Conversion using type punning

Hello,

I’m reading about type punning and undefined behavior, then fall into a situation where I still not sure is there any undefined behavior. Given the following:

#[repr(C)]
union Foo {
    b: Bar,
    v: u64,
}

#[repr(C)]
#[derive(Clone, Copy)]
struct Bar {
    lo: u32,
    hi: u32,
}

The idea is to profit the union Foo to convert two u32 values into a u64 value, as:

use std::mem::MaybeUninit;

fn convert(lo: u32, hi: u32) -> u64 {
    let mut foo = MaybeUninit::<Foo>::uninit();
    let ptr = foo.as_mut_ptr() as *mut Foo;
    unsafe {
        (*ptr).b.lo = lo;  // raw pointer dereference is unsafe,
        (*ptr).b.hi = hi;  // but is it a undefined behavior?
        (*ptr).v
    }
}

I suppose that though convert contains unsafe, but it should be always correct. Is this true?

Many thanks for any help.

First, it’s not clear to me why you’re using a pointer:

fn convert(lo: u32, hi: u32) -> u64 {
    let u = Foo { b: Bar { lo, hi }};
    unsafe { u.v }
}

Second: Judging from https://doc.rust-lang.org/reference/items/unions.html, this does not invoke undefined behavior:

Unions have no notion of an “active field”. Instead, every union access just interprets the storage at the type of the field used for the access. Reading a union field reads the bits of the union at the field’s type. It is the programmer’s responsibility to make sure that the data is valid at that type. Failing to do so results in undefined behavior.

Third: Even though it is not UB, it looks very suspicious because it is sensitive to machine endianness.

1 Like

@ExpHP, thank you.

Your solution is indeed must more clean.

it’s not clear to me why you’re using a pointer

Sorry, that’s because of a particular (and weird) reason, I don’t want to use Bar explicitly (the code of convert should not contain any initialization of Bar).

it is sensitive to machine endianness.

Yeah, you are correct, this code is indeed reserved for x86.

Are you using this to read a *const Bar (or &Bar, etc) as u64? In that case, you do have a problem, because *const Bar is only aligned to 4 bytes instead of 8.

1 Like

Sorry for my novice, could you elaborate a little bit this point?

Records provided>
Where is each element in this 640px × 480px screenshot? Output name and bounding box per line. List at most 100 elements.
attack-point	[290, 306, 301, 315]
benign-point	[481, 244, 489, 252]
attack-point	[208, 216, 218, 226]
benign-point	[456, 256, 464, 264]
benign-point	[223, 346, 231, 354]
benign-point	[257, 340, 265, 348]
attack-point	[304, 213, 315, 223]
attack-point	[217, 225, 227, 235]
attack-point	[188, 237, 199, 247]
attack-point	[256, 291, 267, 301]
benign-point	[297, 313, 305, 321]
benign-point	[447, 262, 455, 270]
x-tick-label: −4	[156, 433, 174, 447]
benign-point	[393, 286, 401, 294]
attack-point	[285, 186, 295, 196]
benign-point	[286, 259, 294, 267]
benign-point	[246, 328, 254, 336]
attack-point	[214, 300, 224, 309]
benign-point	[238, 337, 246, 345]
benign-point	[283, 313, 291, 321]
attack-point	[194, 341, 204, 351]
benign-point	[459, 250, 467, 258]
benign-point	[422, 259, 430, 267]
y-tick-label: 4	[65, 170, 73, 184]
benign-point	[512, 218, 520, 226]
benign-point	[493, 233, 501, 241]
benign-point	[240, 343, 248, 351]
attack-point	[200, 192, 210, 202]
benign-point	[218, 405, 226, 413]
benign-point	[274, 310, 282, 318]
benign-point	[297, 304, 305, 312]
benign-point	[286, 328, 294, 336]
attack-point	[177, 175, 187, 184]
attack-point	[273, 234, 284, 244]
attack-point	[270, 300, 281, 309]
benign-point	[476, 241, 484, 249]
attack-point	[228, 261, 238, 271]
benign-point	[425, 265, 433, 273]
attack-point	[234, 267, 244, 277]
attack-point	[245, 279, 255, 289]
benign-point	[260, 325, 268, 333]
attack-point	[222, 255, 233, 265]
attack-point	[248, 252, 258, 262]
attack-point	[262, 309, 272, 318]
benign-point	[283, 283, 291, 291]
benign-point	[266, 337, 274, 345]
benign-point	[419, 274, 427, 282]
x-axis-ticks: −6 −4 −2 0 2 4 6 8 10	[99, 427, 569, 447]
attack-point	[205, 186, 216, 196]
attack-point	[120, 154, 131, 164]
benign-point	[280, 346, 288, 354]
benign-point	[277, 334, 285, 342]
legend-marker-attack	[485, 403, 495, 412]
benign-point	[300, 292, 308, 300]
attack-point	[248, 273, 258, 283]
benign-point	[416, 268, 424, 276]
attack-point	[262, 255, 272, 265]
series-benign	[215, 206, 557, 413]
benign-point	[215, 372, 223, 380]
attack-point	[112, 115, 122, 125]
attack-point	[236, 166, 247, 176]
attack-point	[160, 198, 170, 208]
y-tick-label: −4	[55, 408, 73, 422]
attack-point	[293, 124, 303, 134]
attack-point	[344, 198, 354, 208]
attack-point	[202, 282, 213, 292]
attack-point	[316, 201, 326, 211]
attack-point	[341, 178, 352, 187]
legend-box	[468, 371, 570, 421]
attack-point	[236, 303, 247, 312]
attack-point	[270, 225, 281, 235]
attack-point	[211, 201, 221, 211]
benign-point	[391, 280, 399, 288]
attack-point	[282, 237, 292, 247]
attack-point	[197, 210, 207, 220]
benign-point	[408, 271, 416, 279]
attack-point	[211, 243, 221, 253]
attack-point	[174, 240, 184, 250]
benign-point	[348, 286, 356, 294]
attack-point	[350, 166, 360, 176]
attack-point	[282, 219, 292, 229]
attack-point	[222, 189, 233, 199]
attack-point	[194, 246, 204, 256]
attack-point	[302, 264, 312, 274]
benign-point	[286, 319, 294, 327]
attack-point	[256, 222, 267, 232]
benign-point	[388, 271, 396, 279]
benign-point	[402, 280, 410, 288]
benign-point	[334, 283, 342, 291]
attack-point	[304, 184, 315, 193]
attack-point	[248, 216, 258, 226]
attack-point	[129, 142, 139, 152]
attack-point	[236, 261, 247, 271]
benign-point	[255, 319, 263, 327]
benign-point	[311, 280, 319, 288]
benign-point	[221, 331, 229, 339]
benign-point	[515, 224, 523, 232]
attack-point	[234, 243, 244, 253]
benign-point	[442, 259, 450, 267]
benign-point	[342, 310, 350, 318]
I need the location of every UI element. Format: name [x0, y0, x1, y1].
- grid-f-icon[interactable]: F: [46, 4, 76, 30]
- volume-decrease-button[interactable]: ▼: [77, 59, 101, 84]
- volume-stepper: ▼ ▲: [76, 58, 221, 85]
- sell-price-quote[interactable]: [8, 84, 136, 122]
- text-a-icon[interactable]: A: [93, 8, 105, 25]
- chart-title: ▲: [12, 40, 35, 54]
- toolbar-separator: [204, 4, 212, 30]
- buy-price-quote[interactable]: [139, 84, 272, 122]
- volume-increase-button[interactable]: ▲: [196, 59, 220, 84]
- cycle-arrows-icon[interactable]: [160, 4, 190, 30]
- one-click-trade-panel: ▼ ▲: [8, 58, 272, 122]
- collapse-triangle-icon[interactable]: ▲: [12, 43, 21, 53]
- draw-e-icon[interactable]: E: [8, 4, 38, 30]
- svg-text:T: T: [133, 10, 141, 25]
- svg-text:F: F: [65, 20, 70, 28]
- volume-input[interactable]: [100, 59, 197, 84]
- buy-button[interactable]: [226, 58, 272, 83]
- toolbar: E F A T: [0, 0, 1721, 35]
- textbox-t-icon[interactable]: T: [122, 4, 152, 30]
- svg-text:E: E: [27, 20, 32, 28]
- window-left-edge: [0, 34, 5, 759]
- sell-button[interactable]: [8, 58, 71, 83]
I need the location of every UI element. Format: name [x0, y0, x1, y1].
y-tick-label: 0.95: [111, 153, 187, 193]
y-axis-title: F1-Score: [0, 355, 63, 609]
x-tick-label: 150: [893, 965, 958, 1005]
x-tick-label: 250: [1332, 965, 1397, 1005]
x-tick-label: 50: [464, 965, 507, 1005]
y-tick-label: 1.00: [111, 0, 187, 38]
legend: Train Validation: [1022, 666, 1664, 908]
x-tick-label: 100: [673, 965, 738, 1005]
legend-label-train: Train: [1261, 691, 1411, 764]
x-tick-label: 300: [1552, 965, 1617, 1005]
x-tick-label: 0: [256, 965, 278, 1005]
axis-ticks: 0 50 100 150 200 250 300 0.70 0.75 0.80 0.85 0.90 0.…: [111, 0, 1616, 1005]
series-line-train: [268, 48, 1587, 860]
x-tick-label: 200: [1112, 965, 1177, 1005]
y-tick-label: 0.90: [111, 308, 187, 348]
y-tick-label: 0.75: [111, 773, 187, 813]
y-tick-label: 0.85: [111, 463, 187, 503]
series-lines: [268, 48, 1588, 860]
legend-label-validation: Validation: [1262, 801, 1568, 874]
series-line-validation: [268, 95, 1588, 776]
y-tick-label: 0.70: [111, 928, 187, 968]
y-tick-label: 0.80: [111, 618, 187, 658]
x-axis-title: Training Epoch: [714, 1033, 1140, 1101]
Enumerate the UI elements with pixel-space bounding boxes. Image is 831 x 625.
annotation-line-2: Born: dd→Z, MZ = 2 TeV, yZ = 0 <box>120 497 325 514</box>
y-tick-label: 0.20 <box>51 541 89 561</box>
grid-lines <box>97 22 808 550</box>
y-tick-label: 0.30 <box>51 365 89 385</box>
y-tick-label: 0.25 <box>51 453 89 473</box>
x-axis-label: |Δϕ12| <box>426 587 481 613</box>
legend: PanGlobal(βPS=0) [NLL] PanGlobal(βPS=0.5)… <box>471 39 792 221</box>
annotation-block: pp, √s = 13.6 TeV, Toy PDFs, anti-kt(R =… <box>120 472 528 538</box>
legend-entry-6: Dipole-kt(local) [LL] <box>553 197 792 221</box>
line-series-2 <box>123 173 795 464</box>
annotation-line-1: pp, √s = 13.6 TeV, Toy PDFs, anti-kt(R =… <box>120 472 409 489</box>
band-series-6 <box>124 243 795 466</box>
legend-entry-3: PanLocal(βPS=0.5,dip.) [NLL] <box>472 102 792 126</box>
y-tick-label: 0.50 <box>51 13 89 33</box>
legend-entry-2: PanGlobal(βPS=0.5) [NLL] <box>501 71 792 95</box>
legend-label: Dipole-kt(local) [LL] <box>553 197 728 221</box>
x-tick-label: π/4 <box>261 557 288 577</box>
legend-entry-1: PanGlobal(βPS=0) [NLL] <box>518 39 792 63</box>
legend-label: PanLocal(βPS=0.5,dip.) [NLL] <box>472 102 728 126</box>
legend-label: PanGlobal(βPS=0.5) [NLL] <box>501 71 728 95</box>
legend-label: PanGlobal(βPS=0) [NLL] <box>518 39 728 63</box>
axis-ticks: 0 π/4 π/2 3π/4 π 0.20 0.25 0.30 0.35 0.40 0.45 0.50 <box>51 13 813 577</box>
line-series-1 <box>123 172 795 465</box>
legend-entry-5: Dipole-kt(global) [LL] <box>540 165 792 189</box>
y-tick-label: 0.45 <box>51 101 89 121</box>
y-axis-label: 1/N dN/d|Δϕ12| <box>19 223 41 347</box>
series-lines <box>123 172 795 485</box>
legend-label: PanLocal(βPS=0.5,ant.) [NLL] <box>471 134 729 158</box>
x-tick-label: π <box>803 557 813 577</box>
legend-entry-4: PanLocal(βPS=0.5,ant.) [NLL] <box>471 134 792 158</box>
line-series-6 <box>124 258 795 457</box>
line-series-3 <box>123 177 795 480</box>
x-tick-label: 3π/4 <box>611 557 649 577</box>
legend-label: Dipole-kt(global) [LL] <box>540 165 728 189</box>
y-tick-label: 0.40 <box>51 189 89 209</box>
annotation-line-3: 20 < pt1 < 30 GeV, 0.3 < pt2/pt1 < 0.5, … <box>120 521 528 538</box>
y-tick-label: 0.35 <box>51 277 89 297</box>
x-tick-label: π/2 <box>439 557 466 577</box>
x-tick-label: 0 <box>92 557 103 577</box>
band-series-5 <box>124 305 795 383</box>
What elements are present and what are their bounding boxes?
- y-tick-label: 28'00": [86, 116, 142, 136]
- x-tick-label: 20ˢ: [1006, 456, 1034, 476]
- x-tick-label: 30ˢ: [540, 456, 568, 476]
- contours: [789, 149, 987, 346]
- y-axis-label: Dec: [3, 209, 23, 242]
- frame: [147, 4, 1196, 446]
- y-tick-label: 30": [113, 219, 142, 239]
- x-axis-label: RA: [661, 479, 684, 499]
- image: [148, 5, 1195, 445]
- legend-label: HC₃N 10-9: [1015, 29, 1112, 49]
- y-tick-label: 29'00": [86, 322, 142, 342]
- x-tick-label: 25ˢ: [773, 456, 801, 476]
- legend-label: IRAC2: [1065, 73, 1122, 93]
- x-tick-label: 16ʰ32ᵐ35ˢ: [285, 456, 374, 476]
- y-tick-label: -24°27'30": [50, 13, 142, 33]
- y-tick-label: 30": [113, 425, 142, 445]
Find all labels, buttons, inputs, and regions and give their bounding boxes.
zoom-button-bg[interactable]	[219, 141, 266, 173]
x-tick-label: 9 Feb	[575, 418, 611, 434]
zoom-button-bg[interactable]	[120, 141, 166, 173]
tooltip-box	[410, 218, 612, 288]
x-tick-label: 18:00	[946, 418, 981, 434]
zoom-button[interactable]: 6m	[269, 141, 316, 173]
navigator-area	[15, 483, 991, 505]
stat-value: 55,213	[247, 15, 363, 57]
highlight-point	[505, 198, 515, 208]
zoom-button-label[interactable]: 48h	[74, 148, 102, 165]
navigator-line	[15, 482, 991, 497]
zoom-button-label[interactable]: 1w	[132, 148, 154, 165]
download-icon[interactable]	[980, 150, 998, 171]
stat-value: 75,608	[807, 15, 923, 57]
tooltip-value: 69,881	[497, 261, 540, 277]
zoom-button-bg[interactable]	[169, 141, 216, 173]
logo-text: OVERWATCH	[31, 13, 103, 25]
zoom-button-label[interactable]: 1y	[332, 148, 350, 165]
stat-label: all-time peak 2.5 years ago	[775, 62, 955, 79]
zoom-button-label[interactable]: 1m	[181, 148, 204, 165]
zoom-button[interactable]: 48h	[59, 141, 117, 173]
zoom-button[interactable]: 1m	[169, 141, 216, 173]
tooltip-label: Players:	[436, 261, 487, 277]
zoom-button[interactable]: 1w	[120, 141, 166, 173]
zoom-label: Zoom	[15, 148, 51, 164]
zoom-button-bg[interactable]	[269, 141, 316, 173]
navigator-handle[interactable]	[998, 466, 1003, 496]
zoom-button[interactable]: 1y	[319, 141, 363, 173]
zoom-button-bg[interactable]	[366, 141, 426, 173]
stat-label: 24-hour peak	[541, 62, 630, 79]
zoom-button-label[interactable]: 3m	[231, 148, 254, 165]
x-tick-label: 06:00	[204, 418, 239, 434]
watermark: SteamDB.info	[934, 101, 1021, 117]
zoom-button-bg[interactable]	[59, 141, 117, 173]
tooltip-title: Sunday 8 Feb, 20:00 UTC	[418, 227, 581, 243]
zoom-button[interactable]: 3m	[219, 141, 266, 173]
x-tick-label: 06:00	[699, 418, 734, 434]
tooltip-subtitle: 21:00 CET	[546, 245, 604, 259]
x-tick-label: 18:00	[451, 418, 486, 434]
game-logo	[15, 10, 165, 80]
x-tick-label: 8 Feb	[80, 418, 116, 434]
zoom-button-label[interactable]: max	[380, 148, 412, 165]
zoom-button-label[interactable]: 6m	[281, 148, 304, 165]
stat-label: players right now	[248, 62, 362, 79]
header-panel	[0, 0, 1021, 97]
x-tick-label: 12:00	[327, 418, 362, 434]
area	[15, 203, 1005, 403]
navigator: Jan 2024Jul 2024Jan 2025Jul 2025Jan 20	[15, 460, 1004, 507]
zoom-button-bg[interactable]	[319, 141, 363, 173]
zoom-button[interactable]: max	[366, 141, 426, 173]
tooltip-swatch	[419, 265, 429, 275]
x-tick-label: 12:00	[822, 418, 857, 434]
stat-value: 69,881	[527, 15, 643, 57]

To be done>
[1] Rewrite the rows as a numbered list, covering everything from the start of the rows down to the line containing "186, 295, 196]", leaving out any blank lines.
[2] Continue the thread on type punning with a Rust union from where it stops.
The text and the rows were taken from separate sources.

Task-by-task answers>
[1]
1. Where is each element in this 640px × 480px screenshot? Output name and bounding box per line. List at most 100 elements.
2. attack-point	[290, 306, 301, 315]
3. benign-point	[481, 244, 489, 252]
4. attack-point	[208, 216, 218, 226]
5. benign-point	[456, 256, 464, 264]
6. benign-point	[223, 346, 231, 354]
7. benign-point	[257, 340, 265, 348]
8. attack-point	[304, 213, 315, 223]
9. attack-point	[217, 225, 227, 235]
10. attack-point	[188, 237, 199, 247]
11. attack-point	[256, 291, 267, 301]
12. benign-point	[297, 313, 305, 321]
13. benign-point	[447, 262, 455, 270]
14. x-tick-label: −4	[156, 433, 174, 447]
15. benign-point	[393, 286, 401, 294]
16. attack-point	[285, 186, 295, 196]

[2]
Bar is aligned to 32-bit boundaries. Foo and u64 are aligned to 64-bit boundaries. So when you do:

let x: *const Bar = ...;
x as *const Foo

there is no guarantee that the resulting pointer is correctly aligned.

The documentation or reference do not state anywhere whether dereferencing a raw pointer is more similar to std::ptr::read or to std::ptr::read_unaligned. Based on this issue it sounds like it is more similar to std::ptr::read. Therefore, it requires an aligned pointer, or else it is UB.

Ah, I understand this point, but why it relates to convert:

fn convert(lo: u32, hi: u32) -> u64 {
    let mut foo = MaybeUninit::<Foo>::uninit();
    let ptr = foo.as_mut_ptr() as *mut Foo;
    unsafe {
        (*ptr).b.lo = lo;
        (*ptr).b.hi = hi;
        (*ptr).v
    }
}

Do you mean that ptr and &(*ptr).b could be aligned differently? and then the hi, lo initialization may put these values into different locations than low/high words of v?

Ah, okay, I misread this quote:

Sorry, that’s because of a particular (and weird) reason, I don’t want to use Bar explicitly (the code of convert should not contain any initialization of Bar ).

When I first read it I got the impression that you are not actually using this function, but instead doing something else. (which could have possibly involved a *const Bar)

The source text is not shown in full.